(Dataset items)
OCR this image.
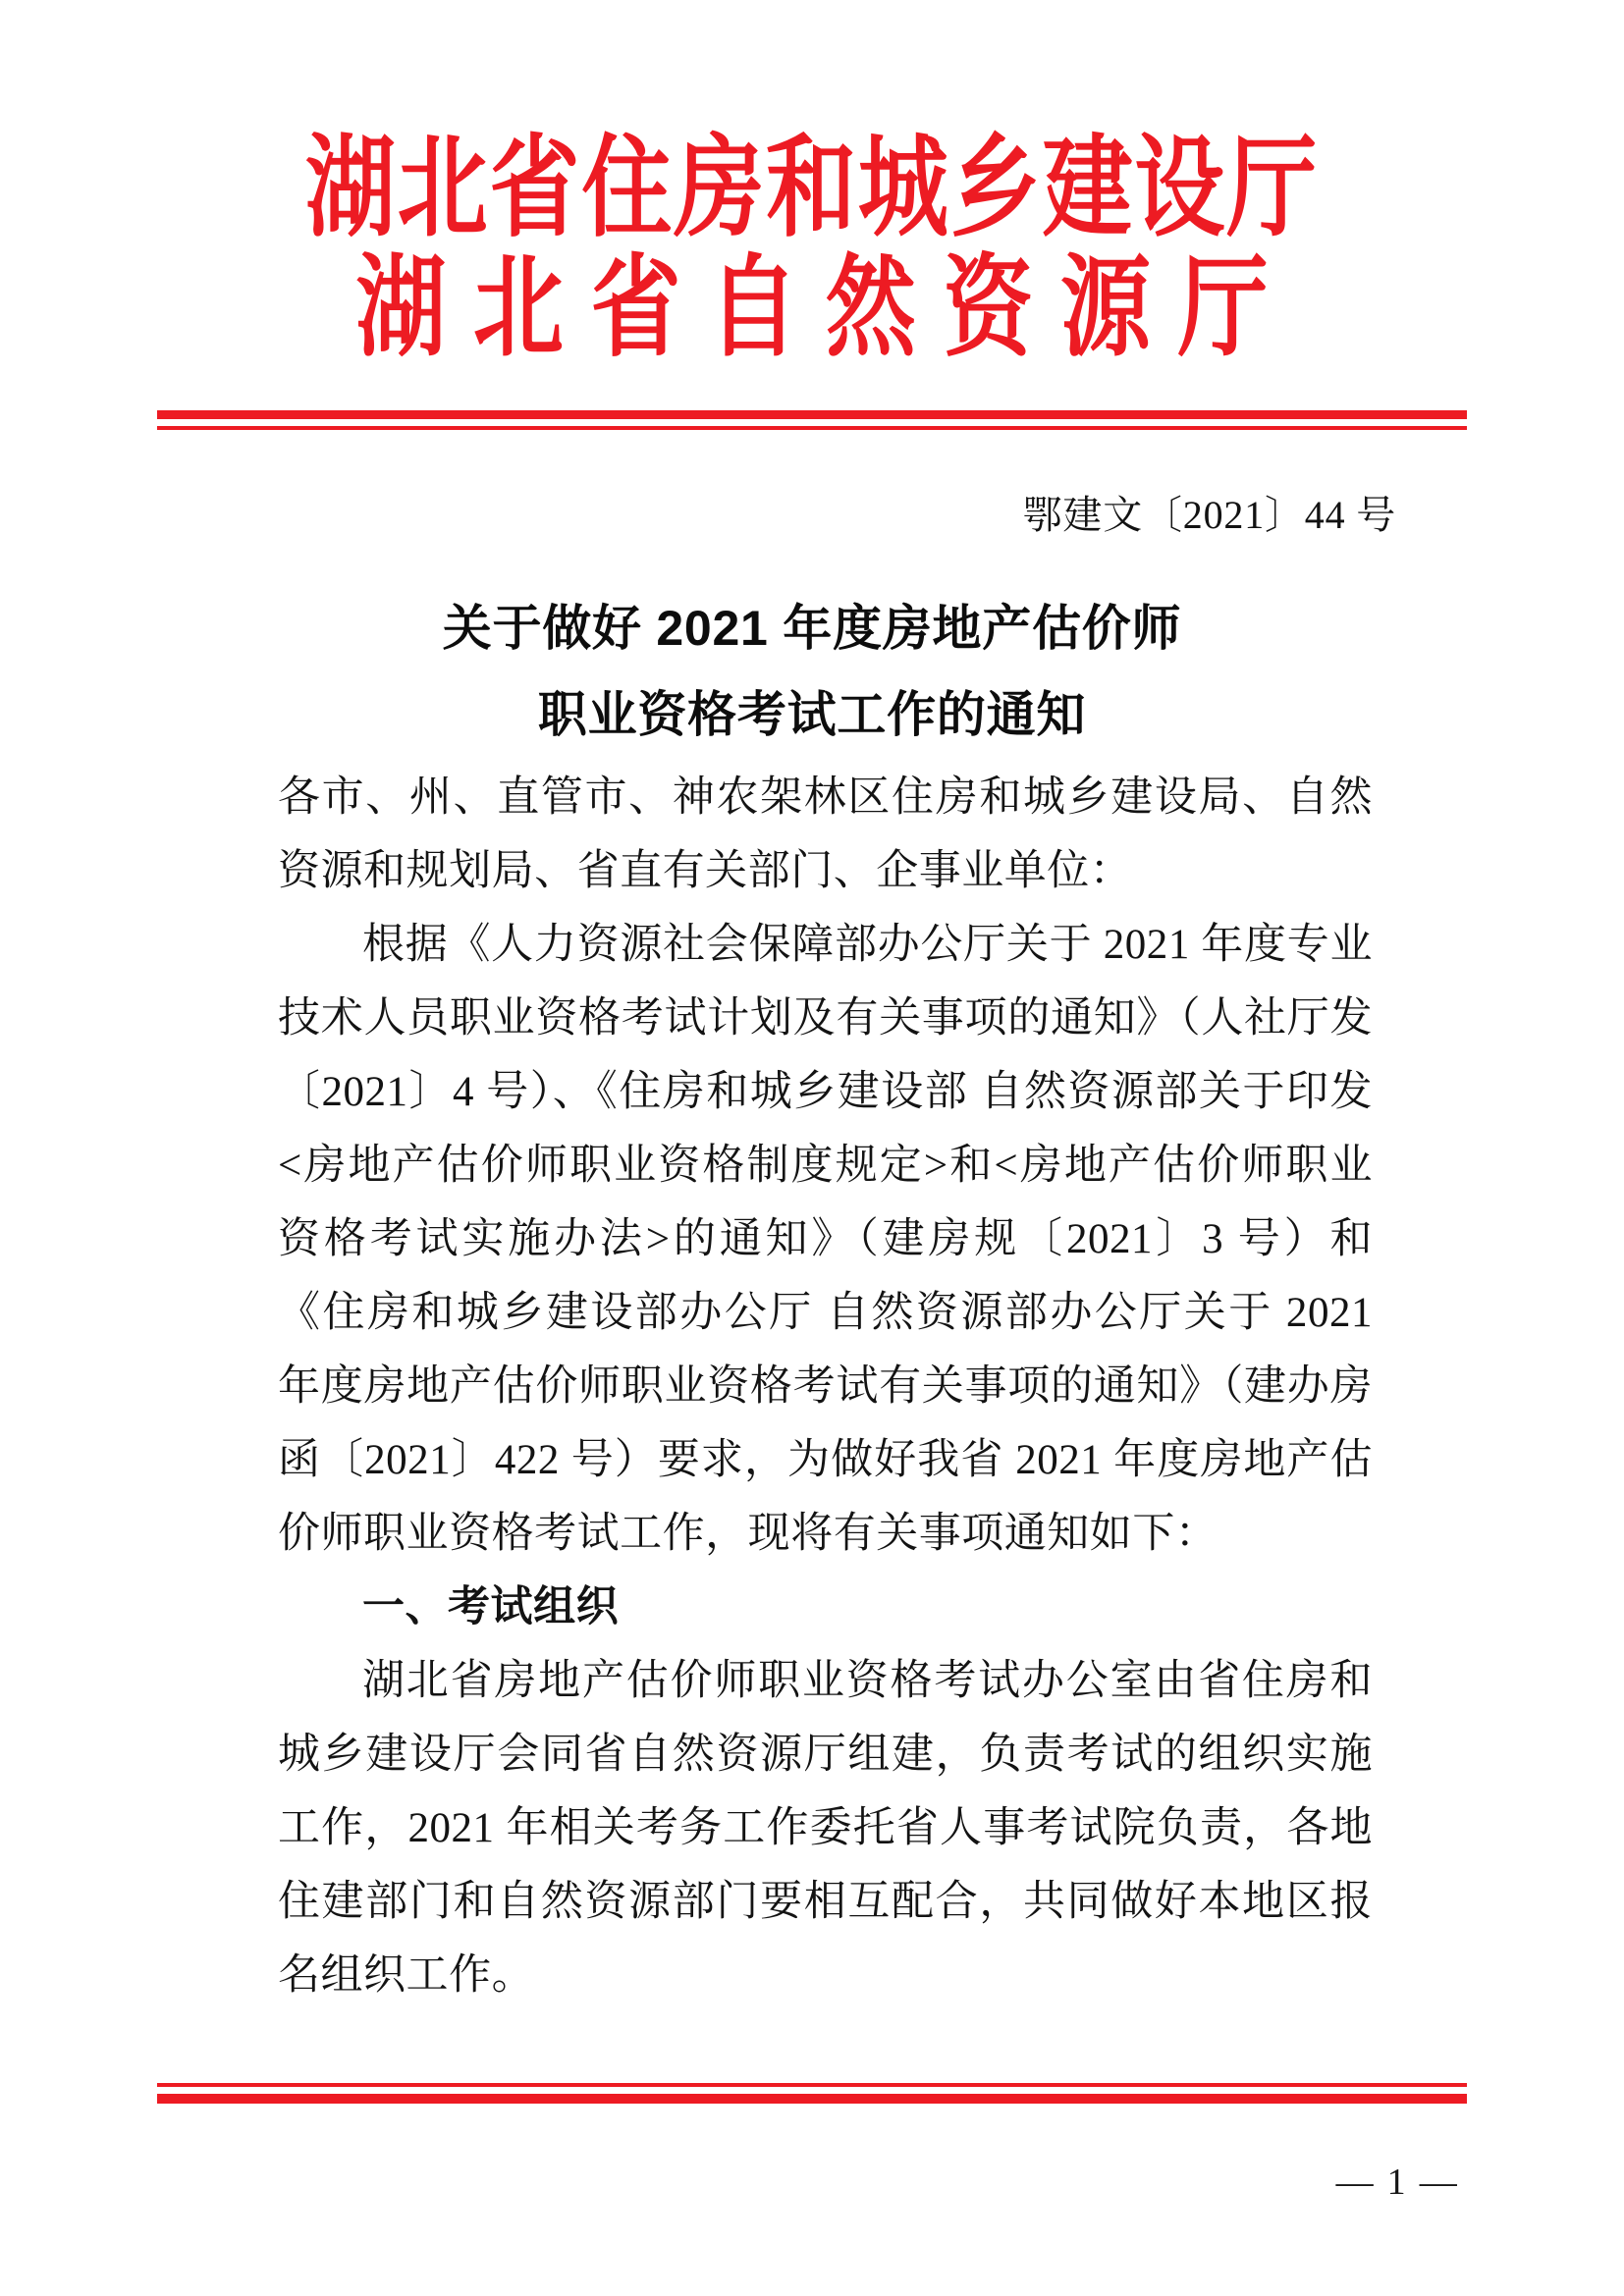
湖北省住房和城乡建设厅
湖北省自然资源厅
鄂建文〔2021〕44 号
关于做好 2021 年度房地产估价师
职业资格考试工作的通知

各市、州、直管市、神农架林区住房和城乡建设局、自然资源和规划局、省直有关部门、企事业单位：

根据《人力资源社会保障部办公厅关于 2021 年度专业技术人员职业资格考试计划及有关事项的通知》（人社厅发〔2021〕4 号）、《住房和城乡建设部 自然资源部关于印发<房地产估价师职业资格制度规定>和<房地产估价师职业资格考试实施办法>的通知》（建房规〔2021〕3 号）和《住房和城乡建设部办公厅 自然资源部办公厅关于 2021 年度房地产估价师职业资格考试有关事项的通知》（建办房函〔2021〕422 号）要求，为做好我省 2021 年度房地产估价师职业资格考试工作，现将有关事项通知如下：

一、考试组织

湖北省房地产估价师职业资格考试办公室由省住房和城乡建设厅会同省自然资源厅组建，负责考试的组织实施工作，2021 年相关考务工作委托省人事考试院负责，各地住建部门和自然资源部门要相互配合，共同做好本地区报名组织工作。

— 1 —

#### INSTRUCTIONS TO FOLLOW
Transcribe all of the material exactly, leaving out whatever pictures it contains.

#### EXERCISE SOLUTION
OCR this image.
湖北省住房和城乡建设厅
湖北省自然资源厅
鄂建文〔2021〕44 号
关于做好 2021 年度房地产估价师
职业资格考试工作的通知

各市、州、直管市、神农架林区住房和城乡建设局、自然资源和规划局、省直有关部门、企事业单位：

根据《人力资源社会保障部办公厅关于 2021 年度专业技术人员职业资格考试计划及有关事项的通知》（人社厅发〔2021〕4 号）、《住房和城乡建设部 自然资源部关于印发<房地产估价师职业资格制度规定>和<房地产估价师职业资格考试实施办法>的通知》（建房规〔2021〕3 号）和《住房和城乡建设部办公厅 自然资源部办公厅关于 2021 年度房地产估价师职业资格考试有关事项的通知》（建办房函〔2021〕422 号）要求，为做好我省 2021 年度房地产估价师职业资格考试工作，现将有关事项通知如下：

一、考试组织

湖北省房地产估价师职业资格考试办公室由省住房和城乡建设厅会同省自然资源厅组建，负责考试的组织实施工作，2021 年相关考务工作委托省人事考试院负责，各地住建部门和自然资源部门要相互配合，共同做好本地区报名组织工作。

— 1 —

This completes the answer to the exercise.